— Direction —
In the listing below, pick out lines with "panel".
-- start Records shown --
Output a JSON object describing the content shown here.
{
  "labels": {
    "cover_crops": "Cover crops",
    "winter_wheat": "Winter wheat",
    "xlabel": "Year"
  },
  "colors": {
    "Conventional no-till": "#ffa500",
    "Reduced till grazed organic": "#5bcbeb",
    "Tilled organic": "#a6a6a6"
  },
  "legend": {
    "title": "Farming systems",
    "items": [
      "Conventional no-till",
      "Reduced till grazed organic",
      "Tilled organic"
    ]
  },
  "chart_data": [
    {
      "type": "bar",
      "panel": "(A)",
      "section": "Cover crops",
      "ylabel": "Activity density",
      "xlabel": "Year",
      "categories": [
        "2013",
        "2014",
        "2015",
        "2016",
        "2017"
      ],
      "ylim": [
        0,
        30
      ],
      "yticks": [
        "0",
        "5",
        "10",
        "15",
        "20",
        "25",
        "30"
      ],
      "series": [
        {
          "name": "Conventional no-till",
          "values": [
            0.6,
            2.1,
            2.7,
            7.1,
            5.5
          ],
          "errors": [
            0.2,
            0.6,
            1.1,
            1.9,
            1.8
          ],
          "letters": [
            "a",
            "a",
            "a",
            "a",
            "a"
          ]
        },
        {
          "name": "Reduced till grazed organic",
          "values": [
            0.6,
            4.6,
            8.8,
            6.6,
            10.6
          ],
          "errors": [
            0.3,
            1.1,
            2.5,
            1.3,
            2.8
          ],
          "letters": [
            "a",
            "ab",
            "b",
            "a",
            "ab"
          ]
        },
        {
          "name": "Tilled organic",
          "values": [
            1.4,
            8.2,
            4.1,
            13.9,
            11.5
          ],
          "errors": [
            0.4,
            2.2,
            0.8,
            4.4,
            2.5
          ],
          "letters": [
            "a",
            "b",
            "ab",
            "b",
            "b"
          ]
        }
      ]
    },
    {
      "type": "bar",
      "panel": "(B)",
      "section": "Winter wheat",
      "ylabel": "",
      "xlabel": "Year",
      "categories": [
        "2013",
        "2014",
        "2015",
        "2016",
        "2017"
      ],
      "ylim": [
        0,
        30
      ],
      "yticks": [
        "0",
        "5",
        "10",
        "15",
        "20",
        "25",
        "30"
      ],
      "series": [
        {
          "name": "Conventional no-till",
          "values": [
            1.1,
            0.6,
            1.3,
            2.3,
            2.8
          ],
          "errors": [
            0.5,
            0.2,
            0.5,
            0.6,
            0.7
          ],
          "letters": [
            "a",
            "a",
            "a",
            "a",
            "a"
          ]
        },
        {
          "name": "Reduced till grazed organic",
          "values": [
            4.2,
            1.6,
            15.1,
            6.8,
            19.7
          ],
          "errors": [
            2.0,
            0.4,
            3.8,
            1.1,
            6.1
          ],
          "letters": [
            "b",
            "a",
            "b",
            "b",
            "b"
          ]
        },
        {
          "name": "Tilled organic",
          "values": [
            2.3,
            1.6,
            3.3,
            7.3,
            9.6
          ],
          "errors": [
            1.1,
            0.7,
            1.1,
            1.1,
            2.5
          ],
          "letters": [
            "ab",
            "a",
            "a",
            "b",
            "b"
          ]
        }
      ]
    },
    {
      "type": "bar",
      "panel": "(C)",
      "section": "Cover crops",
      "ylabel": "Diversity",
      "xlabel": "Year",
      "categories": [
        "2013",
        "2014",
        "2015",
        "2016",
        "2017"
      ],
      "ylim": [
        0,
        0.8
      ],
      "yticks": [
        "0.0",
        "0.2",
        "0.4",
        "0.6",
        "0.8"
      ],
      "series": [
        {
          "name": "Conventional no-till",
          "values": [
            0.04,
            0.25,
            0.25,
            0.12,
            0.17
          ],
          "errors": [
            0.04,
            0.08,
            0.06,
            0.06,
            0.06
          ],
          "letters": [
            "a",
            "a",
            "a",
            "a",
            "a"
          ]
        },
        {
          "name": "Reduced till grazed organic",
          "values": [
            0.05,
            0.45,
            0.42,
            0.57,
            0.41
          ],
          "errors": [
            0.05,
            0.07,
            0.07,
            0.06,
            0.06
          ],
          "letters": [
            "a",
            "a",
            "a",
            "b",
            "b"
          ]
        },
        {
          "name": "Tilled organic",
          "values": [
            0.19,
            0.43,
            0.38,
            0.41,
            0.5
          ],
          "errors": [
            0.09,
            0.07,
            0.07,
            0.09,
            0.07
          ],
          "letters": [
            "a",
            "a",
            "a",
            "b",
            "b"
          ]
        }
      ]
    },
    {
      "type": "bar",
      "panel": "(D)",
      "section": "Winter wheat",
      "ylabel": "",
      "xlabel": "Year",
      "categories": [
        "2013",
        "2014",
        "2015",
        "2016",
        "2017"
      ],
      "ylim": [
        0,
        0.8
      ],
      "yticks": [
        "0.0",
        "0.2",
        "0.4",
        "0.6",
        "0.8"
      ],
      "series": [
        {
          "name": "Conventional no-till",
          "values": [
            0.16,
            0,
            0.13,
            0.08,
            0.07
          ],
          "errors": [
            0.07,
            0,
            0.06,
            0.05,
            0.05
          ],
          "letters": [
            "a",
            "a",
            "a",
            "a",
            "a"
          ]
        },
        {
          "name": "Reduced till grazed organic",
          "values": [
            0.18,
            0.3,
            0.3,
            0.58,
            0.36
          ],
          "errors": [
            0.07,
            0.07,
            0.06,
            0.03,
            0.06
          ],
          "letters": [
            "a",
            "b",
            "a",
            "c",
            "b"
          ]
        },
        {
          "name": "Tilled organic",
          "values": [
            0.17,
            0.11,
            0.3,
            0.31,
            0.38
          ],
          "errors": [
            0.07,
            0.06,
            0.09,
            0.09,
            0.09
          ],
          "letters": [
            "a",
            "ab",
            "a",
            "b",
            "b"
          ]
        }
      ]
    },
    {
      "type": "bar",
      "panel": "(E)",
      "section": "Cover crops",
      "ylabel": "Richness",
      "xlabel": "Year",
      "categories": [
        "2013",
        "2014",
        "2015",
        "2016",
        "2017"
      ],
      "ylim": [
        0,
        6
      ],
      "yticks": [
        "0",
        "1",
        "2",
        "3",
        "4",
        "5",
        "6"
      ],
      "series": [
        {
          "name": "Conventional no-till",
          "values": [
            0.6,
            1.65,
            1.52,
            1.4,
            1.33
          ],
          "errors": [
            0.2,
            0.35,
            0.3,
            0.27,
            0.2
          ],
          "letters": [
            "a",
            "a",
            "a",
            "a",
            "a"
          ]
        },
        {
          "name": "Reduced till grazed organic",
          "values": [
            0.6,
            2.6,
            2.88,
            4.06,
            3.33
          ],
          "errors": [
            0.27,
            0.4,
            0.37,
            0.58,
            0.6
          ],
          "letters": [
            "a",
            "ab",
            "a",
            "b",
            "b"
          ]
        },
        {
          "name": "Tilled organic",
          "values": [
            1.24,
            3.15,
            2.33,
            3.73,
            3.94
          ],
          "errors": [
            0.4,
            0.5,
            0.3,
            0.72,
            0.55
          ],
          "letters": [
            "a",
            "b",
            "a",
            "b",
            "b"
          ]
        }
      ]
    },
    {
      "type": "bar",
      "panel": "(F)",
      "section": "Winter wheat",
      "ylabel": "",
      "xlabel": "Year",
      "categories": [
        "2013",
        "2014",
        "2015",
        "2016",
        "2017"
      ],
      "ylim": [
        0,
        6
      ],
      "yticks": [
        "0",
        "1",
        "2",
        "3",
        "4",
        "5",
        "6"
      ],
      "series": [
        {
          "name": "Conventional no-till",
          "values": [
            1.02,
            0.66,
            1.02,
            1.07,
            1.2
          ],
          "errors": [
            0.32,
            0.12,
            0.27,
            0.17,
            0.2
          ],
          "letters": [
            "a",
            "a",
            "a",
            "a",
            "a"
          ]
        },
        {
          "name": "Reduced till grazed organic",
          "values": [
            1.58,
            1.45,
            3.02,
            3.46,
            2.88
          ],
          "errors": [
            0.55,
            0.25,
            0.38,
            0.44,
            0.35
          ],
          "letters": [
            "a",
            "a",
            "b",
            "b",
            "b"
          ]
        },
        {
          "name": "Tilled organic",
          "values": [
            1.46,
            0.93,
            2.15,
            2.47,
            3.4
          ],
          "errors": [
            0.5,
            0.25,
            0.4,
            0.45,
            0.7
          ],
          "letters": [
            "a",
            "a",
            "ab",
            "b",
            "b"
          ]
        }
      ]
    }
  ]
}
-- end Records shown --
— Task result —
      "panel": "(A)",
      "panel": "(B)",
      "panel": "(C)",
      "panel": "(D)",
      "panel": "(E)",
      "panel": "(F)",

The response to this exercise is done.